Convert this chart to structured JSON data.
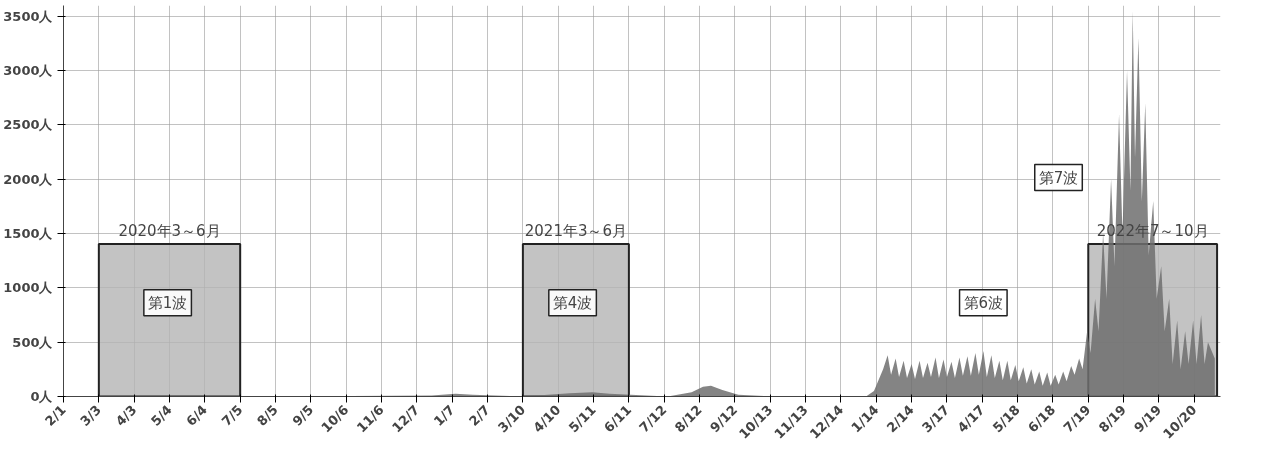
{
  "chart_data": {
    "type": "area",
    "x": [
      "2020-02-01",
      "2020-04-10",
      "2020-08-01",
      "2020-12-20",
      "2021-01-10",
      "2021-01-25",
      "2021-03-10",
      "2021-04-20",
      "2021-05-10",
      "2021-05-25",
      "2021-07-15",
      "2021-08-05",
      "2021-08-15",
      "2021-08-22",
      "2021-09-01",
      "2021-09-15",
      "2021-10-15",
      "2022-01-05",
      "2022-01-12",
      "2022-01-20",
      "2022-01-24",
      "2022-01-27",
      "2022-01-31",
      "2022-02-03",
      "2022-02-07",
      "2022-02-10",
      "2022-02-14",
      "2022-02-17",
      "2022-02-21",
      "2022-02-24",
      "2022-02-28",
      "2022-03-03",
      "2022-03-07",
      "2022-03-10",
      "2022-03-14",
      "2022-03-17",
      "2022-03-21",
      "2022-03-24",
      "2022-03-28",
      "2022-03-31",
      "2022-04-04",
      "2022-04-07",
      "2022-04-11",
      "2022-04-14",
      "2022-04-18",
      "2022-04-21",
      "2022-04-25",
      "2022-04-28",
      "2022-05-02",
      "2022-05-05",
      "2022-05-09",
      "2022-05-12",
      "2022-05-16",
      "2022-05-19",
      "2022-05-23",
      "2022-05-26",
      "2022-05-30",
      "2022-06-02",
      "2022-06-06",
      "2022-06-09",
      "2022-06-13",
      "2022-06-16",
      "2022-06-20",
      "2022-06-23",
      "2022-06-27",
      "2022-06-30",
      "2022-07-04",
      "2022-07-07",
      "2022-07-11",
      "2022-07-14",
      "2022-07-18",
      "2022-07-21",
      "2022-07-25",
      "2022-07-28",
      "2022-08-01",
      "2022-08-04",
      "2022-08-08",
      "2022-08-11",
      "2022-08-15",
      "2022-08-18",
      "2022-08-22",
      "2022-08-25",
      "2022-08-27",
      "2022-08-29",
      "2022-09-01",
      "2022-09-04",
      "2022-09-07",
      "2022-09-10",
      "2022-09-14",
      "2022-09-17",
      "2022-09-21",
      "2022-09-24",
      "2022-09-28",
      "2022-10-01",
      "2022-10-05",
      "2022-10-08",
      "2022-10-12",
      "2022-10-15",
      "2022-10-19",
      "2022-10-22",
      "2022-10-26",
      "2022-10-29",
      "2022-11-01",
      "2022-11-07"
    ],
    "series": [
      {
        "color": "#6e6e6e",
        "values": [
          0,
          0,
          0,
          10,
          25,
          15,
          0,
          30,
          40,
          25,
          0,
          40,
          90,
          100,
          60,
          15,
          0,
          0,
          50,
          250,
          380,
          200,
          350,
          180,
          330,
          170,
          300,
          160,
          330,
          170,
          310,
          180,
          360,
          170,
          340,
          180,
          320,
          170,
          360,
          190,
          370,
          190,
          400,
          200,
          420,
          180,
          380,
          170,
          330,
          150,
          330,
          150,
          290,
          140,
          270,
          120,
          250,
          110,
          230,
          100,
          220,
          100,
          200,
          110,
          230,
          140,
          280,
          200,
          350,
          250,
          600,
          400,
          900,
          600,
          1500,
          900,
          2000,
          1200,
          2600,
          1500,
          3000,
          1900,
          3550,
          2200,
          3300,
          1800,
          2700,
          1300,
          1800,
          900,
          1200,
          600,
          900,
          300,
          700,
          250,
          600,
          300,
          700,
          300,
          750,
          300,
          500,
          350
        ]
      }
    ],
    "xlim": [
      "2020-02-01",
      "2022-11-12"
    ],
    "xticks": [
      {
        "value": "2020-02-01",
        "label": "2/1"
      },
      {
        "value": "2020-03-03",
        "label": "3/3"
      },
      {
        "value": "2020-04-03",
        "label": "4/3"
      },
      {
        "value": "2020-05-04",
        "label": "5/4"
      },
      {
        "value": "2020-06-04",
        "label": "6/4"
      },
      {
        "value": "2020-07-05",
        "label": "7/5"
      },
      {
        "value": "2020-08-05",
        "label": "8/5"
      },
      {
        "value": "2020-09-05",
        "label": "9/5"
      },
      {
        "value": "2020-10-06",
        "label": "10/6"
      },
      {
        "value": "2020-11-06",
        "label": "11/6"
      },
      {
        "value": "2020-12-07",
        "label": "12/7"
      },
      {
        "value": "2021-01-07",
        "label": "1/7"
      },
      {
        "value": "2021-02-07",
        "label": "2/7"
      },
      {
        "value": "2021-03-10",
        "label": "3/10"
      },
      {
        "value": "2021-04-10",
        "label": "4/10"
      },
      {
        "value": "2021-05-11",
        "label": "5/11"
      },
      {
        "value": "2021-06-11",
        "label": "6/11"
      },
      {
        "value": "2021-07-12",
        "label": "7/12"
      },
      {
        "value": "2021-08-12",
        "label": "8/12"
      },
      {
        "value": "2021-09-12",
        "label": "9/12"
      },
      {
        "value": "2021-10-13",
        "label": "10/13"
      },
      {
        "value": "2021-11-13",
        "label": "11/13"
      },
      {
        "value": "2021-12-14",
        "label": "12/14"
      },
      {
        "value": "2022-01-14",
        "label": "1/14"
      },
      {
        "value": "2022-02-14",
        "label": "2/14"
      },
      {
        "value": "2022-03-17",
        "label": "3/17"
      },
      {
        "value": "2022-04-17",
        "label": "4/17"
      },
      {
        "value": "2022-05-18",
        "label": "5/18"
      },
      {
        "value": "2022-06-18",
        "label": "6/18"
      },
      {
        "value": "2022-07-19",
        "label": "7/19"
      },
      {
        "value": "2022-08-19",
        "label": "8/19"
      },
      {
        "value": "2022-09-19",
        "label": "9/19"
      },
      {
        "value": "2022-10-20",
        "label": "10/20"
      }
    ],
    "ylim": [
      0,
      3600
    ],
    "yticks": [
      {
        "value": 0,
        "label": "0人"
      },
      {
        "value": 500,
        "label": "500人"
      },
      {
        "value": 1000,
        "label": "1000人"
      },
      {
        "value": 1500,
        "label": "1500人"
      },
      {
        "value": 2000,
        "label": "2000人"
      },
      {
        "value": 2500,
        "label": "2500人"
      },
      {
        "value": 3000,
        "label": "3000人"
      },
      {
        "value": 3500,
        "label": "3500人"
      }
    ],
    "grid": true,
    "bands": [
      {
        "axis": "x",
        "from": "2020-03-03",
        "to": "2020-07-05",
        "label": "2020年3～6月",
        "color": "#b4b4b4"
      },
      {
        "axis": "x",
        "from": "2021-03-10",
        "to": "2021-06-11",
        "label": "2021年3～6月",
        "color": "#b4b4b4"
      },
      {
        "axis": "x",
        "from": "2022-07-19",
        "to": "2022-11-09",
        "label": "2022年7～10月",
        "color": "#b4b4b4"
      }
    ],
    "annotations": [
      "第1波",
      "第4波",
      "第6波",
      "第7波"
    ]
  }
}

**Directions for this task:**
Your copy of the data above should match it exactly, except that pictures are left out.

**Full solution:**
Convert this chart to structured JSON data.
{
  "chart_data": {
    "type": "area",
    "x": [
      "2020-02-01",
      "2020-04-10",
      "2020-08-01",
      "2020-12-20",
      "2021-01-10",
      "2021-01-25",
      "2021-03-10",
      "2021-04-20",
      "2021-05-10",
      "2021-05-25",
      "2021-07-15",
      "2021-08-05",
      "2021-08-15",
      "2021-08-22",
      "2021-09-01",
      "2021-09-15",
      "2021-10-15",
      "2022-01-05",
      "2022-01-12",
      "2022-01-20",
      "2022-01-24",
      "2022-01-27",
      "2022-01-31",
      "2022-02-03",
      "2022-02-07",
      "2022-02-10",
      "2022-02-14",
      "2022-02-17",
      "2022-02-21",
      "2022-02-24",
      "2022-02-28",
      "2022-03-03",
      "2022-03-07",
      "2022-03-10",
      "2022-03-14",
      "2022-03-17",
      "2022-03-21",
      "2022-03-24",
      "2022-03-28",
      "2022-03-31",
      "2022-04-04",
      "2022-04-07",
      "2022-04-11",
      "2022-04-14",
      "2022-04-18",
      "2022-04-21",
      "2022-04-25",
      "2022-04-28",
      "2022-05-02",
      "2022-05-05",
      "2022-05-09",
      "2022-05-12",
      "2022-05-16",
      "2022-05-19",
      "2022-05-23",
      "2022-05-26",
      "2022-05-30",
      "2022-06-02",
      "2022-06-06",
      "2022-06-09",
      "2022-06-13",
      "2022-06-16",
      "2022-06-20",
      "2022-06-23",
      "2022-06-27",
      "2022-06-30",
      "2022-07-04",
      "2022-07-07",
      "2022-07-11",
      "2022-07-14",
      "2022-07-18",
      "2022-07-21",
      "2022-07-25",
      "2022-07-28",
      "2022-08-01",
      "2022-08-04",
      "2022-08-08",
      "2022-08-11",
      "2022-08-15",
      "2022-08-18",
      "2022-08-22",
      "2022-08-25",
      "2022-08-27",
      "2022-08-29",
      "2022-09-01",
      "2022-09-04",
      "2022-09-07",
      "2022-09-10",
      "2022-09-14",
      "2022-09-17",
      "2022-09-21",
      "2022-09-24",
      "2022-09-28",
      "2022-10-01",
      "2022-10-05",
      "2022-10-08",
      "2022-10-12",
      "2022-10-15",
      "2022-10-19",
      "2022-10-22",
      "2022-10-26",
      "2022-10-29",
      "2022-11-01",
      "2022-11-07"
    ],
    "series": [
      {
        "color": "#6e6e6e",
        "values": [
          0,
          0,
          0,
          10,
          25,
          15,
          0,
          30,
          40,
          25,
          0,
          40,
          90,
          100,
          60,
          15,
          0,
          0,
          50,
          250,
          380,
          200,
          350,
          180,
          330,
          170,
          300,
          160,
          330,
          170,
          310,
          180,
          360,
          170,
          340,
          180,
          320,
          170,
          360,
          190,
          370,
          190,
          400,
          200,
          420,
          180,
          380,
          170,
          330,
          150,
          330,
          150,
          290,
          140,
          270,
          120,
          250,
          110,
          230,
          100,
          220,
          100,
          200,
          110,
          230,
          140,
          280,
          200,
          350,
          250,
          600,
          400,
          900,
          600,
          1500,
          900,
          2000,
          1200,
          2600,
          1500,
          3000,
          1900,
          3550,
          2200,
          3300,
          1800,
          2700,
          1300,
          1800,
          900,
          1200,
          600,
          900,
          300,
          700,
          250,
          600,
          300,
          700,
          300,
          750,
          300,
          500,
          350
        ]
      }
    ],
    "xlim": [
      "2020-02-01",
      "2022-11-12"
    ],
    "xticks": [
      {
        "value": "2020-02-01",
        "label": "2/1"
      },
      {
        "value": "2020-03-03",
        "label": "3/3"
      },
      {
        "value": "2020-04-03",
        "label": "4/3"
      },
      {
        "value": "2020-05-04",
        "label": "5/4"
      },
      {
        "value": "2020-06-04",
        "label": "6/4"
      },
      {
        "value": "2020-07-05",
        "label": "7/5"
      },
      {
        "value": "2020-08-05",
        "label": "8/5"
      },
      {
        "value": "2020-09-05",
        "label": "9/5"
      },
      {
        "value": "2020-10-06",
        "label": "10/6"
      },
      {
        "value": "2020-11-06",
        "label": "11/6"
      },
      {
        "value": "2020-12-07",
        "label": "12/7"
      },
      {
        "value": "2021-01-07",
        "label": "1/7"
      },
      {
        "value": "2021-02-07",
        "label": "2/7"
      },
      {
        "value": "2021-03-10",
        "label": "3/10"
      },
      {
        "value": "2021-04-10",
        "label": "4/10"
      },
      {
        "value": "2021-05-11",
        "label": "5/11"
      },
      {
        "value": "2021-06-11",
        "label": "6/11"
      },
      {
        "value": "2021-07-12",
        "label": "7/12"
      },
      {
        "value": "2021-08-12",
        "label": "8/12"
      },
      {
        "value": "2021-09-12",
        "label": "9/12"
      },
      {
        "value": "2021-10-13",
        "label": "10/13"
      },
      {
        "value": "2021-11-13",
        "label": "11/13"
      },
      {
        "value": "2021-12-14",
        "label": "12/14"
      },
      {
        "value": "2022-01-14",
        "label": "1/14"
      },
      {
        "value": "2022-02-14",
        "label": "2/14"
      },
      {
        "value": "2022-03-17",
        "label": "3/17"
      },
      {
        "value": "2022-04-17",
        "label": "4/17"
      },
      {
        "value": "2022-05-18",
        "label": "5/18"
      },
      {
        "value": "2022-06-18",
        "label": "6/18"
      },
      {
        "value": "2022-07-19",
        "label": "7/19"
      },
      {
        "value": "2022-08-19",
        "label": "8/19"
      },
      {
        "value": "2022-09-19",
        "label": "9/19"
      },
      {
        "value": "2022-10-20",
        "label": "10/20"
      }
    ],
    "ylim": [
      0,
      3600
    ],
    "yticks": [
      {
        "value": 0,
        "label": "0人"
      },
      {
        "value": 500,
        "label": "500人"
      },
      {
        "value": 1000,
        "label": "1000人"
      },
      {
        "value": 1500,
        "label": "1500人"
      },
      {
        "value": 2000,
        "label": "2000人"
      },
      {
        "value": 2500,
        "label": "2500人"
      },
      {
        "value": 3000,
        "label": "3000人"
      },
      {
        "value": 3500,
        "label": "3500人"
      }
    ],
    "grid": true,
    "bands": [
      {
        "axis": "x",
        "from": "2020-03-03",
        "to": "2020-07-05",
        "label": "2020年3～6月",
        "color": "#b4b4b4"
      },
      {
        "axis": "x",
        "from": "2021-03-10",
        "to": "2021-06-11",
        "label": "2021年3～6月",
        "color": "#b4b4b4"
      },
      {
        "axis": "x",
        "from": "2022-07-19",
        "to": "2022-11-09",
        "label": "2022年7～10月",
        "color": "#b4b4b4"
      }
    ],
    "annotations": [
      "第1波",
      "第4波",
      "第6波",
      "第7波"
    ]
  }
}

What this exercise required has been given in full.